▸ Task instructions
Each record must be reproduced exactly as it is shown.

-- start --

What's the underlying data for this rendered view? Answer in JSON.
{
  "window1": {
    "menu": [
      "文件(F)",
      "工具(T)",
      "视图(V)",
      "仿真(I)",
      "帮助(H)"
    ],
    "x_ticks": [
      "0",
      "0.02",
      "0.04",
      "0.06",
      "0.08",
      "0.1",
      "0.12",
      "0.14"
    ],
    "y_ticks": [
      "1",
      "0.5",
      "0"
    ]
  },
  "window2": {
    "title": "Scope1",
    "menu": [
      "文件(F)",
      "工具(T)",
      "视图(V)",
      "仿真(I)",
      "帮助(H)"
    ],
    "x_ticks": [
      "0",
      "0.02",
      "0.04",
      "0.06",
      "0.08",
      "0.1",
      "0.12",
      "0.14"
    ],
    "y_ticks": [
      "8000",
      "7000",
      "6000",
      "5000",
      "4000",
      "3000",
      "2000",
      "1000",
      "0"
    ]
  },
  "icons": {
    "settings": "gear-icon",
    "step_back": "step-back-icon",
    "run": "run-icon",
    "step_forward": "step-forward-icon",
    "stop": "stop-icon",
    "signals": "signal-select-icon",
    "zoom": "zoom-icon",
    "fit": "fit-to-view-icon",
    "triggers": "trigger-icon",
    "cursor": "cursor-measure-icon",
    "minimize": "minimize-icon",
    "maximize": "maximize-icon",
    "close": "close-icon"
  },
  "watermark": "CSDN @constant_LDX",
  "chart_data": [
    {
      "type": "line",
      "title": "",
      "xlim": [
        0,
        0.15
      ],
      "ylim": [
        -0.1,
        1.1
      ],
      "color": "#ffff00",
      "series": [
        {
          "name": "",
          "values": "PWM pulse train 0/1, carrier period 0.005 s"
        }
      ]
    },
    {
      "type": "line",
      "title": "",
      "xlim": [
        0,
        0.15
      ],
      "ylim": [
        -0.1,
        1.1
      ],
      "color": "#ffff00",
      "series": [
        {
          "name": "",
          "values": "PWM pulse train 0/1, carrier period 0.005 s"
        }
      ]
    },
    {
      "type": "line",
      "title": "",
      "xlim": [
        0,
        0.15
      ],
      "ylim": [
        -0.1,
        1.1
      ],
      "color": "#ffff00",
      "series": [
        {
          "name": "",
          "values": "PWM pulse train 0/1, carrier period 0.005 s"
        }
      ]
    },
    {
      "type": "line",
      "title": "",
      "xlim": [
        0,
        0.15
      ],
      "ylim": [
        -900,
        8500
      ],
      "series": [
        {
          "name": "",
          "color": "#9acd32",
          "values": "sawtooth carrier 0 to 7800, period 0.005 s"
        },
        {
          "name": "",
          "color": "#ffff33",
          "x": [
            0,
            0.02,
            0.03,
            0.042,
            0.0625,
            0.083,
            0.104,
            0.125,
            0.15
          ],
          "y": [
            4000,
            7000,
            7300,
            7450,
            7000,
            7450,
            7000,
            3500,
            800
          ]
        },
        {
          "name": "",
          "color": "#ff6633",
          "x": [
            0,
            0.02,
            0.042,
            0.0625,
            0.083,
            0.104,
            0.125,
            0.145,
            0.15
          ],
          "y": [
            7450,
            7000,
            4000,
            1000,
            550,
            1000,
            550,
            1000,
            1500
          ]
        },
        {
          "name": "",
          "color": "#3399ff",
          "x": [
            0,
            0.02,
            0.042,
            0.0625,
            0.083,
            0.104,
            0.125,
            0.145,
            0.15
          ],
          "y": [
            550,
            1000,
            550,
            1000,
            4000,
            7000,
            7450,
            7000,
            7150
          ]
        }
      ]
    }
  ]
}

-- end --

▸ Correct result
What's the underlying data for this rendered view? Answer in JSON.
{
  "window1": {
    "menu": [
      "文件(F)",
      "工具(T)",
      "视图(V)",
      "仿真(I)",
      "帮助(H)"
    ],
    "x_ticks": [
      "0",
      "0.02",
      "0.04",
      "0.06",
      "0.08",
      "0.1",
      "0.12",
      "0.14"
    ],
    "y_ticks": [
      "1",
      "0.5",
      "0"
    ]
  },
  "window2": {
    "title": "Scope1",
    "menu": [
      "文件(F)",
      "工具(T)",
      "视图(V)",
      "仿真(I)",
      "帮助(H)"
    ],
    "x_ticks": [
      "0",
      "0.02",
      "0.04",
      "0.06",
      "0.08",
      "0.1",
      "0.12",
      "0.14"
    ],
    "y_ticks": [
      "8000",
      "7000",
      "6000",
      "5000",
      "4000",
      "3000",
      "2000",
      "1000",
      "0"
    ]
  },
  "icons": {
    "settings": "gear-icon",
    "step_back": "step-back-icon",
    "run": "run-icon",
    "step_forward": "step-forward-icon",
    "stop": "stop-icon",
    "signals": "signal-select-icon",
    "zoom": "zoom-icon",
    "fit": "fit-to-view-icon",
    "triggers": "trigger-icon",
    "cursor": "cursor-measure-icon",
    "minimize": "minimize-icon",
    "maximize": "maximize-icon",
    "close": "close-icon"
  },
  "watermark": "CSDN @constant_LDX",
  "chart_data": [
    {
      "type": "line",
      "title": "",
      "xlim": [
        0,
        0.15
      ],
      "ylim": [
        -0.1,
        1.1
      ],
      "color": "#ffff00",
      "series": [
        {
          "name": "",
          "values": "PWM pulse train 0/1, carrier period 0.005 s"
        }
      ]
    },
    {
      "type": "line",
      "title": "",
      "xlim": [
        0,
        0.15
      ],
      "ylim": [
        -0.1,
        1.1
      ],
      "color": "#ffff00",
      "series": [
        {
          "name": "",
          "values": "PWM pulse train 0/1, carrier period 0.005 s"
        }
      ]
    },
    {
      "type": "line",
      "title": "",
      "xlim": [
        0,
        0.15
      ],
      "ylim": [
        -0.1,
        1.1
      ],
      "color": "#ffff00",
      "series": [
        {
          "name": "",
          "values": "PWM pulse train 0/1, carrier period 0.005 s"
        }
      ]
    },
    {
      "type": "line",
      "title": "",
      "xlim": [
        0,
        0.15
      ],
      "ylim": [
        -900,
        8500
      ],
      "series": [
        {
          "name": "",
          "color": "#9acd32",
          "values": "sawtooth carrier 0 to 7800, period 0.005 s"
        },
        {
          "name": "",
          "color": "#ffff33",
          "x": [
            0,
            0.02,
            0.03,
            0.042,
            0.0625,
            0.083,
            0.104,
            0.125,
            0.15
          ],
          "y": [
            4000,
            7000,
            7300,
            7450,
            7000,
            7450,
            7000,
            3500,
            800
          ]
        },
        {
          "name": "",
          "color": "#ff6633",
          "x": [
            0,
            0.02,
            0.042,
            0.0625,
            0.083,
            0.104,
            0.125,
            0.145,
            0.15
          ],
          "y": [
            7450,
            7000,
            4000,
            1000,
            550,
            1000,
            550,
            1000,
            1500
          ]
        },
        {
          "name": "",
          "color": "#3399ff",
          "x": [
            0,
            0.02,
            0.042,
            0.0625,
            0.083,
            0.104,
            0.125,
            0.145,
            0.15
          ],
          "y": [
            550,
            1000,
            550,
            1000,
            4000,
            7000,
            7450,
            7000,
            7150
          ]
        }
      ]
    }
  ]
}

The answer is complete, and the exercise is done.